- **Direction**:
Scan the entries below. List each line with "name".

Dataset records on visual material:
-*-*-

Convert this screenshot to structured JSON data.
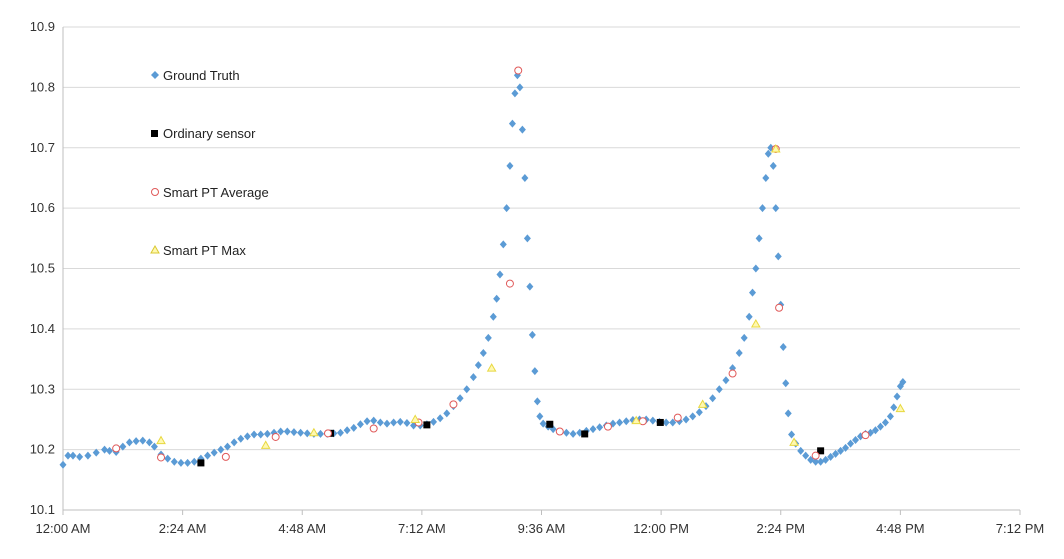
{
  "chart_data": {
    "type": "scatter",
    "x_axis": {
      "min_minutes": 0,
      "max_minutes": 1152,
      "ticks": [
        {
          "value": 0,
          "label": "12:00 AM"
        },
        {
          "value": 144,
          "label": "2:24 AM"
        },
        {
          "value": 288,
          "label": "4:48 AM"
        },
        {
          "value": 432,
          "label": "7:12 AM"
        },
        {
          "value": 576,
          "label": "9:36 AM"
        },
        {
          "value": 720,
          "label": "12:00 PM"
        },
        {
          "value": 864,
          "label": "2:24 PM"
        },
        {
          "value": 1008,
          "label": "4:48 PM"
        },
        {
          "value": 1152,
          "label": "7:12 PM"
        }
      ]
    },
    "y_axis": {
      "min": 10.1,
      "max": 10.9,
      "ticks": [
        {
          "value": 10.1,
          "label": "10.1"
        },
        {
          "value": 10.2,
          "label": "10.2"
        },
        {
          "value": 10.3,
          "label": "10.3"
        },
        {
          "value": 10.4,
          "label": "10.4"
        },
        {
          "value": 10.5,
          "label": "10.5"
        },
        {
          "value": 10.6,
          "label": "10.6"
        },
        {
          "value": 10.7,
          "label": "10.7"
        },
        {
          "value": 10.8,
          "label": "10.8"
        },
        {
          "value": 10.9,
          "label": "10.9"
        }
      ]
    },
    "grid": "horizontal",
    "legend_position": "top-left",
    "colors": {
      "ground_truth": "#5b9bd5",
      "ordinary": "#000000",
      "smart_avg": "#e05a5a",
      "smart_max": "#e8d840"
    },
    "series": [
      {
        "name": "Ground Truth",
        "marker": "diamond",
        "points": [
          [
            0,
            10.175
          ],
          [
            6,
            10.19
          ],
          [
            12,
            10.19
          ],
          [
            20,
            10.188
          ],
          [
            30,
            10.19
          ],
          [
            40,
            10.195
          ],
          [
            50,
            10.2
          ],
          [
            56,
            10.198
          ],
          [
            64,
            10.196
          ],
          [
            72,
            10.205
          ],
          [
            80,
            10.212
          ],
          [
            88,
            10.214
          ],
          [
            96,
            10.215
          ],
          [
            104,
            10.212
          ],
          [
            110,
            10.205
          ],
          [
            118,
            10.192
          ],
          [
            126,
            10.185
          ],
          [
            134,
            10.18
          ],
          [
            142,
            10.178
          ],
          [
            150,
            10.178
          ],
          [
            158,
            10.18
          ],
          [
            166,
            10.185
          ],
          [
            174,
            10.19
          ],
          [
            182,
            10.195
          ],
          [
            190,
            10.2
          ],
          [
            198,
            10.205
          ],
          [
            206,
            10.212
          ],
          [
            214,
            10.218
          ],
          [
            222,
            10.222
          ],
          [
            230,
            10.225
          ],
          [
            238,
            10.225
          ],
          [
            246,
            10.226
          ],
          [
            254,
            10.228
          ],
          [
            262,
            10.23
          ],
          [
            270,
            10.23
          ],
          [
            278,
            10.229
          ],
          [
            286,
            10.228
          ],
          [
            294,
            10.227
          ],
          [
            302,
            10.226
          ],
          [
            310,
            10.226
          ],
          [
            318,
            10.226
          ],
          [
            326,
            10.227
          ],
          [
            334,
            10.228
          ],
          [
            342,
            10.232
          ],
          [
            350,
            10.236
          ],
          [
            358,
            10.242
          ],
          [
            366,
            10.247
          ],
          [
            374,
            10.248
          ],
          [
            382,
            10.245
          ],
          [
            390,
            10.243
          ],
          [
            398,
            10.245
          ],
          [
            406,
            10.246
          ],
          [
            414,
            10.244
          ],
          [
            422,
            10.24
          ],
          [
            430,
            10.24
          ],
          [
            438,
            10.242
          ],
          [
            446,
            10.246
          ],
          [
            454,
            10.252
          ],
          [
            462,
            10.26
          ],
          [
            470,
            10.272
          ],
          [
            478,
            10.285
          ],
          [
            486,
            10.3
          ],
          [
            494,
            10.32
          ],
          [
            500,
            10.34
          ],
          [
            506,
            10.36
          ],
          [
            512,
            10.385
          ],
          [
            518,
            10.42
          ],
          [
            522,
            10.45
          ],
          [
            526,
            10.49
          ],
          [
            530,
            10.54
          ],
          [
            534,
            10.6
          ],
          [
            538,
            10.67
          ],
          [
            541,
            10.74
          ],
          [
            544,
            10.79
          ],
          [
            547,
            10.82
          ],
          [
            550,
            10.8
          ],
          [
            553,
            10.73
          ],
          [
            556,
            10.65
          ],
          [
            559,
            10.55
          ],
          [
            562,
            10.47
          ],
          [
            565,
            10.39
          ],
          [
            568,
            10.33
          ],
          [
            571,
            10.28
          ],
          [
            574,
            10.255
          ],
          [
            578,
            10.243
          ],
          [
            584,
            10.238
          ],
          [
            590,
            10.234
          ],
          [
            598,
            10.23
          ],
          [
            606,
            10.228
          ],
          [
            614,
            10.226
          ],
          [
            622,
            10.228
          ],
          [
            630,
            10.231
          ],
          [
            638,
            10.234
          ],
          [
            646,
            10.237
          ],
          [
            654,
            10.24
          ],
          [
            662,
            10.243
          ],
          [
            670,
            10.245
          ],
          [
            678,
            10.247
          ],
          [
            686,
            10.249
          ],
          [
            694,
            10.25
          ],
          [
            702,
            10.25
          ],
          [
            710,
            10.248
          ],
          [
            718,
            10.246
          ],
          [
            726,
            10.245
          ],
          [
            734,
            10.245
          ],
          [
            742,
            10.247
          ],
          [
            750,
            10.25
          ],
          [
            758,
            10.255
          ],
          [
            766,
            10.262
          ],
          [
            774,
            10.272
          ],
          [
            782,
            10.285
          ],
          [
            790,
            10.3
          ],
          [
            798,
            10.315
          ],
          [
            806,
            10.335
          ],
          [
            814,
            10.36
          ],
          [
            820,
            10.385
          ],
          [
            826,
            10.42
          ],
          [
            830,
            10.46
          ],
          [
            834,
            10.5
          ],
          [
            838,
            10.55
          ],
          [
            842,
            10.6
          ],
          [
            846,
            10.65
          ],
          [
            849,
            10.69
          ],
          [
            852,
            10.7
          ],
          [
            855,
            10.67
          ],
          [
            858,
            10.6
          ],
          [
            861,
            10.52
          ],
          [
            864,
            10.44
          ],
          [
            867,
            10.37
          ],
          [
            870,
            10.31
          ],
          [
            873,
            10.26
          ],
          [
            877,
            10.225
          ],
          [
            882,
            10.21
          ],
          [
            888,
            10.198
          ],
          [
            894,
            10.19
          ],
          [
            900,
            10.183
          ],
          [
            906,
            10.18
          ],
          [
            912,
            10.18
          ],
          [
            918,
            10.183
          ],
          [
            924,
            10.188
          ],
          [
            930,
            10.193
          ],
          [
            936,
            10.198
          ],
          [
            942,
            10.203
          ],
          [
            948,
            10.21
          ],
          [
            954,
            10.216
          ],
          [
            960,
            10.222
          ],
          [
            966,
            10.226
          ],
          [
            972,
            10.228
          ],
          [
            978,
            10.232
          ],
          [
            984,
            10.238
          ],
          [
            990,
            10.245
          ],
          [
            996,
            10.255
          ],
          [
            1000,
            10.27
          ],
          [
            1004,
            10.288
          ],
          [
            1008,
            10.305
          ],
          [
            1011,
            10.312
          ]
        ]
      },
      {
        "name": "Ordinary sensor",
        "marker": "square",
        "points": [
          [
            166,
            10.178
          ],
          [
            322,
            10.227
          ],
          [
            438,
            10.241
          ],
          [
            586,
            10.242
          ],
          [
            628,
            10.226
          ],
          [
            719,
            10.245
          ],
          [
            912,
            10.198
          ]
        ]
      },
      {
        "name": "Smart PT Average",
        "marker": "circle",
        "points": [
          [
            64,
            10.202
          ],
          [
            118,
            10.187
          ],
          [
            196,
            10.188
          ],
          [
            256,
            10.221
          ],
          [
            319,
            10.227
          ],
          [
            374,
            10.235
          ],
          [
            428,
            10.245
          ],
          [
            470,
            10.275
          ],
          [
            538,
            10.475
          ],
          [
            548,
            10.828
          ],
          [
            598,
            10.23
          ],
          [
            656,
            10.238
          ],
          [
            698,
            10.247
          ],
          [
            740,
            10.253
          ],
          [
            806,
            10.326
          ],
          [
            862,
            10.435
          ],
          [
            858,
            10.698
          ],
          [
            906,
            10.19
          ],
          [
            966,
            10.224
          ]
        ]
      },
      {
        "name": "Smart PT Max",
        "marker": "triangle",
        "points": [
          [
            118,
            10.215
          ],
          [
            244,
            10.207
          ],
          [
            302,
            10.228
          ],
          [
            424,
            10.25
          ],
          [
            516,
            10.335
          ],
          [
            690,
            10.248
          ],
          [
            770,
            10.275
          ],
          [
            834,
            10.408
          ],
          [
            858,
            10.698
          ],
          [
            880,
            10.212
          ],
          [
            1008,
            10.268
          ]
        ]
      }
    ]
  }
}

-*-*-

- **Exercise response**:
        "name": "Ground Truth",
        "name": "Ordinary sensor",
        "name": "Smart PT Average",
        "name": "Smart PT Max",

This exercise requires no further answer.